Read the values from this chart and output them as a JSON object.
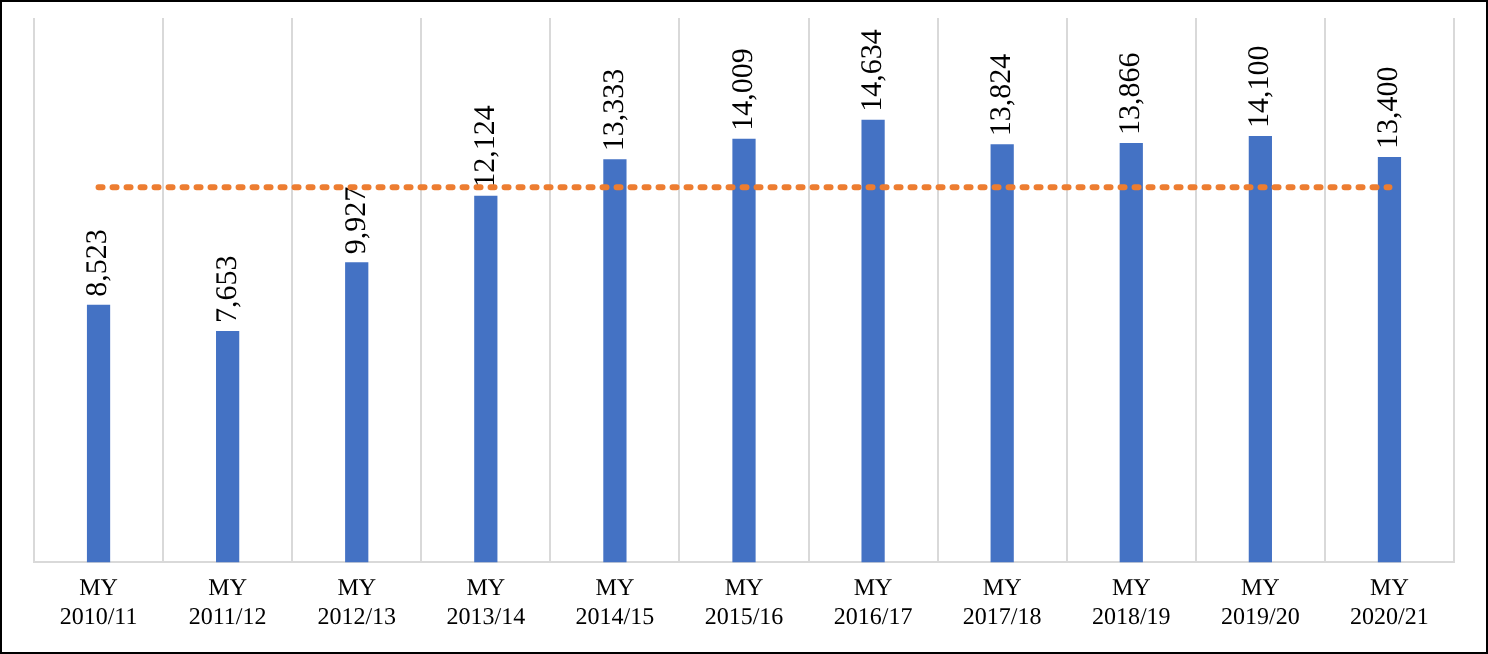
{
  "chart_data": {
    "type": "bar",
    "categories": [
      "MY 2010/11",
      "MY 2011/12",
      "MY 2012/13",
      "MY 2013/14",
      "MY 2014/15",
      "MY 2015/16",
      "MY 2016/17",
      "MY 2017/18",
      "MY 2018/19",
      "MY 2019/20",
      "MY 2020/21"
    ],
    "series": [
      {
        "color": "#4472c4",
        "values": [
          8523,
          7653,
          9927,
          12124,
          13333,
          14009,
          14634,
          13824,
          13866,
          14100,
          13400
        ],
        "value_labels": [
          "8,523",
          "7,653",
          "9,927",
          "12,124",
          "13,333",
          "14,009",
          "14,634",
          "13,824",
          "13,866",
          "14,100",
          "13,400"
        ]
      }
    ],
    "grid": "x",
    "legend": false,
    "tick_labels": "x",
    "ref_lines": [
      {
        "axis": "y",
        "value": 12400,
        "color": "#ed7d31",
        "line_style": "dotted"
      }
    ]
  }
}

Problem: Write out the data precisely as given, excluding the pictures.

Result of the task:
Read the values from this chart and output them as a JSON object.
{
  "chart_data": {
    "type": "bar",
    "categories": [
      "MY 2010/11",
      "MY 2011/12",
      "MY 2012/13",
      "MY 2013/14",
      "MY 2014/15",
      "MY 2015/16",
      "MY 2016/17",
      "MY 2017/18",
      "MY 2018/19",
      "MY 2019/20",
      "MY 2020/21"
    ],
    "series": [
      {
        "color": "#4472c4",
        "values": [
          8523,
          7653,
          9927,
          12124,
          13333,
          14009,
          14634,
          13824,
          13866,
          14100,
          13400
        ],
        "value_labels": [
          "8,523",
          "7,653",
          "9,927",
          "12,124",
          "13,333",
          "14,009",
          "14,634",
          "13,824",
          "13,866",
          "14,100",
          "13,400"
        ]
      }
    ],
    "grid": "x",
    "legend": false,
    "tick_labels": "x",
    "ref_lines": [
      {
        "axis": "y",
        "value": 12400,
        "color": "#ed7d31",
        "line_style": "dotted"
      }
    ]
  }
}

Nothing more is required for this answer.